Required task ▸
Locate every line in the records below that holds the word "from" and return each one.

Dataset records ▸
******************************
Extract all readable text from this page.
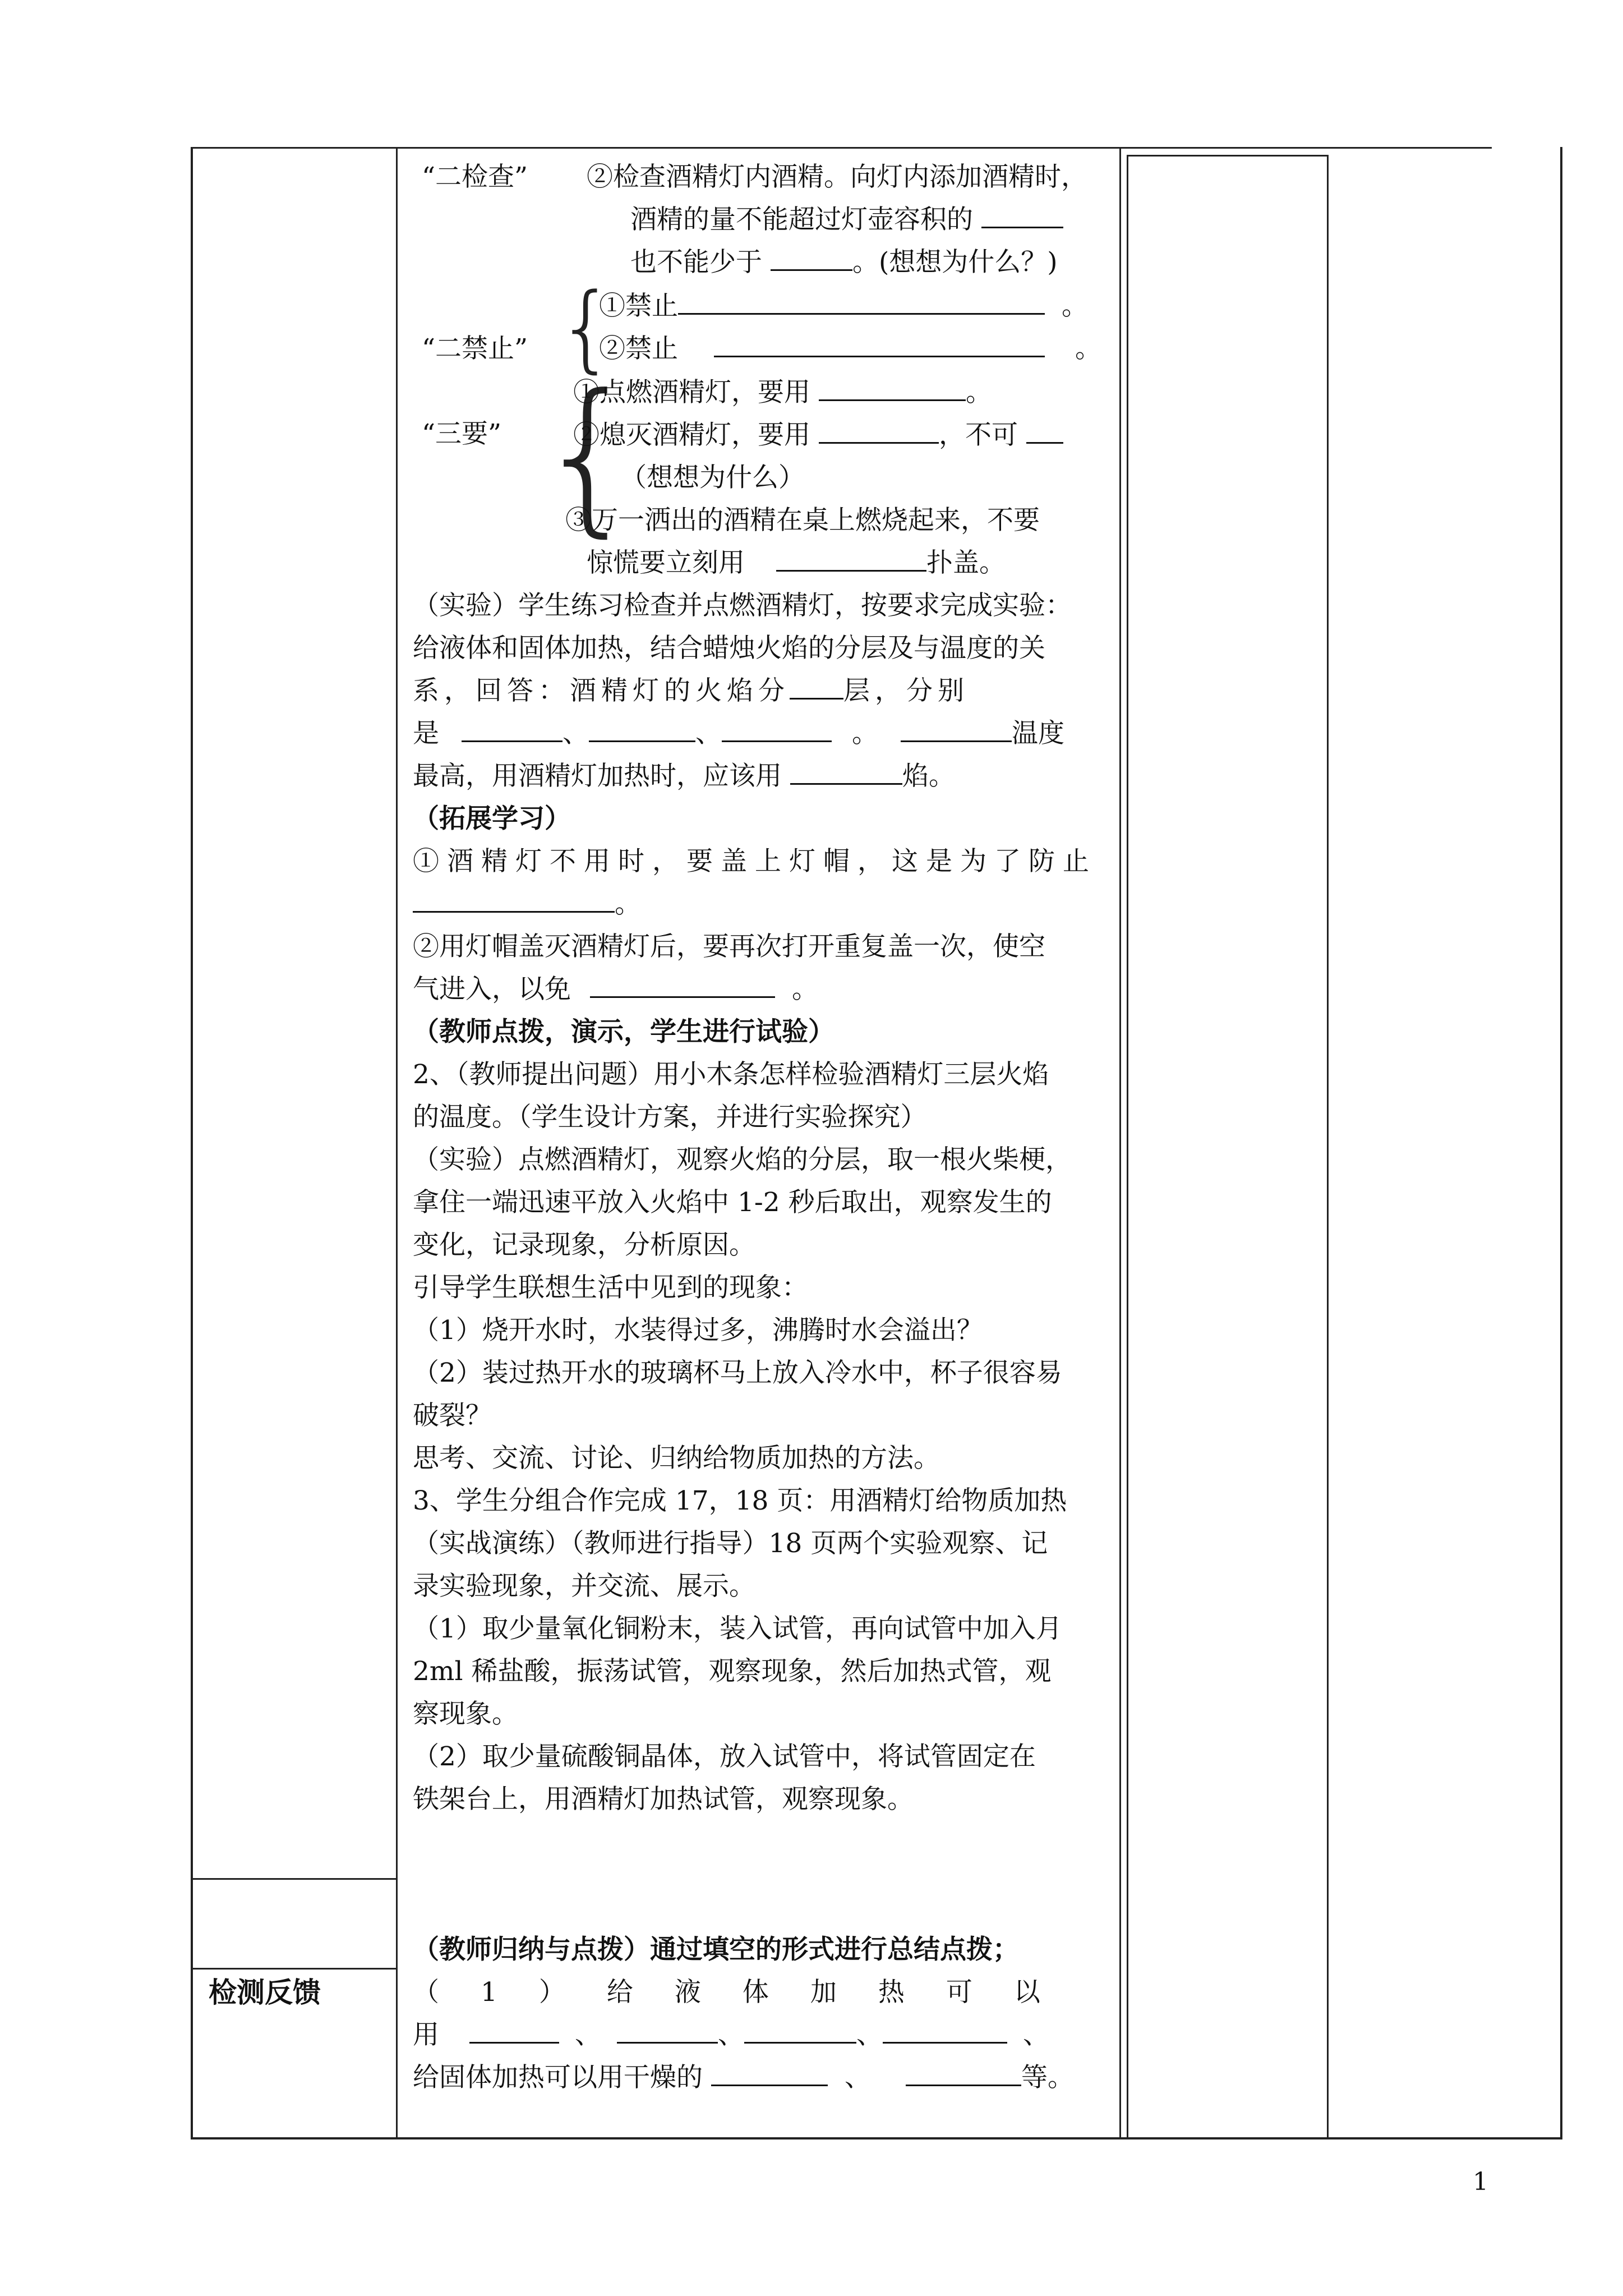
“二检查” ②检查酒精灯内酒精。向灯内添加酒精时，
酒精的量不能超过灯壶容积的
也不能少于	。(想想为什么？)
{
“二禁止”
①禁止	。
②禁止	。
{
“三要”
①点燃酒精灯，要用	。
②熄灭酒精灯，要用	，不可
（想想为什么）
③万一洒出的酒精在桌上燃烧起来，不要
惊慌要立刻用	扑盖。
（实验）学生练习检查并点燃酒精灯，按要求完成实验：
给液体和固体加热，结合蜡烛火焰的分层及与温度的关
系，回答：酒精灯的火焰分 层，分别
是	、	、	。	温度
最高，用酒精灯加热时，应该用	焰。
（拓展学习）
①酒精灯不用时，要盖上灯帽，这是为了防止
。
②用灯帽盖灭酒精灯后，要再次打开重复盖一次，使空
气进入，以免	。
（教师点拨，演示，学生进行试验）
2、（教师提出问题）用小木条怎样检验酒精灯三层火焰
的温度。（学生设计方案，并进行实验探究）
（实验）点燃酒精灯，观察火焰的分层，取一根火柴梗，
拿住一端迅速平放入火焰中 1-2 秒后取出，观察发生的
变化，记录现象，分析原因。
引导学生联想生活中见到的现象：
（1）烧开水时，水装得过多，沸腾时水会溢出？
（2）装过热开水的玻璃杯马上放入冷水中，杯子很容易
破裂？
思考、交流、讨论、归纳给物质加热的方法。
3、学生分组合作完成 17，18 页：用酒精灯给物质加热
（实战演练）（教师进行指导）18 页两个实验观察、记
录实验现象，并交流、展示。
（1）取少量氧化铜粉末，装入试管，再向试管中加入月
2ml 稀盐酸，振荡试管，观察现象，然后加热式管，观
察现象。
（2）取少量硫酸铜晶体，放入试管中，将试管固定在
铁架台上，用酒精灯加热试管，观察现象。
检测反馈
（教师归纳与点拨）通过填空的形式进行总结点拨；
（1）给液体加热可以
用	、	、	、	、
给固体加热可以用干燥的	、	等。
1
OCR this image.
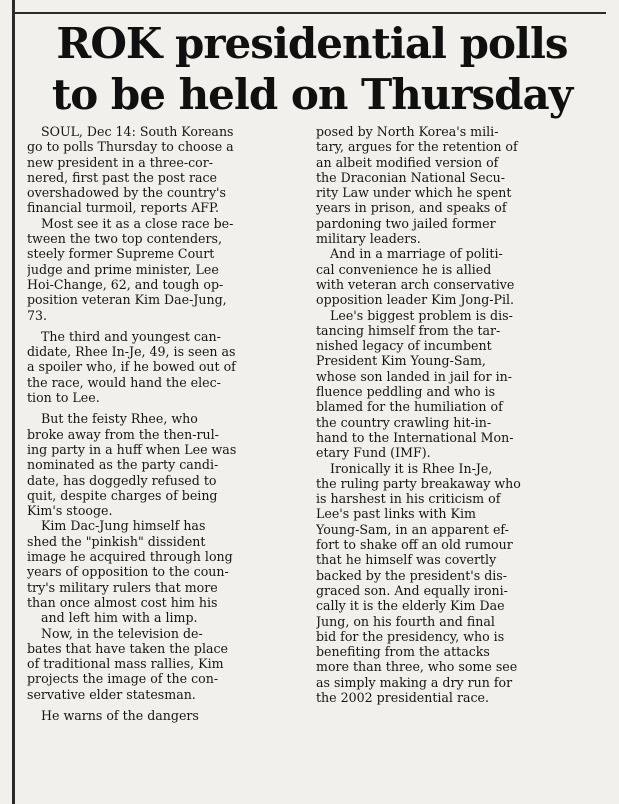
ROK presidential polls
to be held on Thursday
SOUL, Dec 14: South Koreans
go to polls Thursday to choose a
new president in a three-cor-
nered, first past the post race
overshadowed by the country's
financial turmoil, reports AFP.
Most see it as a close race be-
tween the two top contenders,
steely former Supreme Court
judge and prime minister, Lee
Hoi-Change, 62, and tough op-
position veteran Kim Dae-Jung,
73.
The third and youngest can-
didate, Rhee In-Je, 49, is seen as
a spoiler who, if he bowed out of
the race, would hand the elec-
tion to Lee.
But the feisty Rhee, who
broke away from the then-rul-
ing party in a huff when Lee was
nominated as the party candi-
date, has doggedly refused to
quit, despite charges of being
Kim's stooge.
Kim Dac-Jung himself has
shed the "pinkish" dissident
image he acquired through long
years of opposition to the coun-
try's military rulers that more
than once almost cost him his
and left him with a limp.
Now, in the television de-
bates that have taken the place
of traditional mass rallies, Kim
projects the image of the con-
servative elder statesman.
He warns of the dangers
posed by North Korea's mili-
tary, argues for the retention of
an albeit modified version of
the Draconian National Secu-
rity Law under which he spent
years in prison, and speaks of
pardoning two jailed former
military leaders.
And in a marriage of politi-
cal convenience he is allied
with veteran arch conservative
opposition leader Kim Jong-Pil.
Lee's biggest problem is dis-
tancing himself from the tar-
nished legacy of incumbent
President Kim Young-Sam,
whose son landed in jail for in-
fluence peddling and who is
blamed for the humiliation of
the country crawling hit-in-
hand to the International Mon-
etary Fund (IMF).
Ironically it is Rhee In-Je,
the ruling party breakaway who
is harshest in his criticism of
Lee's past links with Kim
Young-Sam, in an apparent ef-
fort to shake off an old rumour
that he himself was covertly
backed by the president's dis-
graced son. And equally ironi-
cally it is the elderly Kim Dae
Jung, on his fourth and final
bid for the presidency, who is
benefiting from the attacks
more than three, who some see
as simply making a dry run for
the 2002 presidential race.
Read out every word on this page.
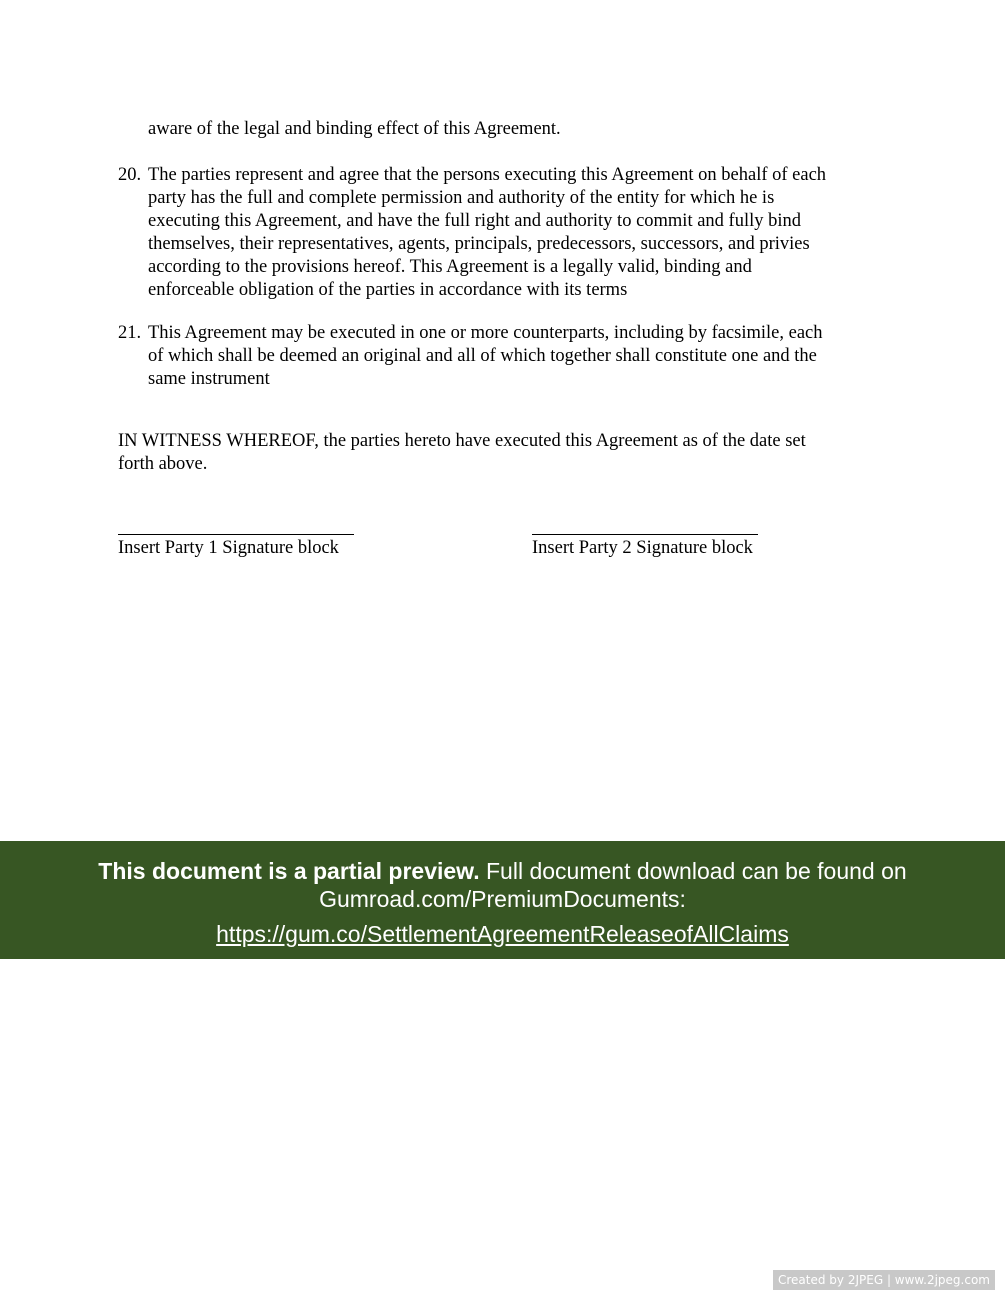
aware of the legal and binding effect of this Agreement.
20. The parties represent and agree that the persons executing this Agreement on behalf of each
party has the full and complete permission and authority of the entity for which he is
executing this Agreement, and have the full right and authority to commit and fully bind
themselves, their representatives, agents, principals, predecessors, successors, and privies
according to the provisions hereof. This Agreement is a legally valid, binding and
enforceable obligation of the parties in accordance with its terms
21. This Agreement may be executed in one or more counterparts, including by facsimile, each
of which shall be deemed an original and all of which together shall constitute one and the
same instrument
IN WITNESS WHEREOF, the parties hereto have executed this Agreement as of the date set
forth above.
Insert Party 1 Signature block	Insert Party 2 Signature block
This document is a partial preview. Full document download can be found on
Gumroad.com/PremiumDocuments:
https://gum.co/SettlementAgreementReleaseofAllClaims
Created by 2JPEG | www.2jpeg.com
******************************
Correct response ▸
Extract all readable text from this page.
broke away from the then-rul-
tancing himself from the tar-
benefiting from the attacks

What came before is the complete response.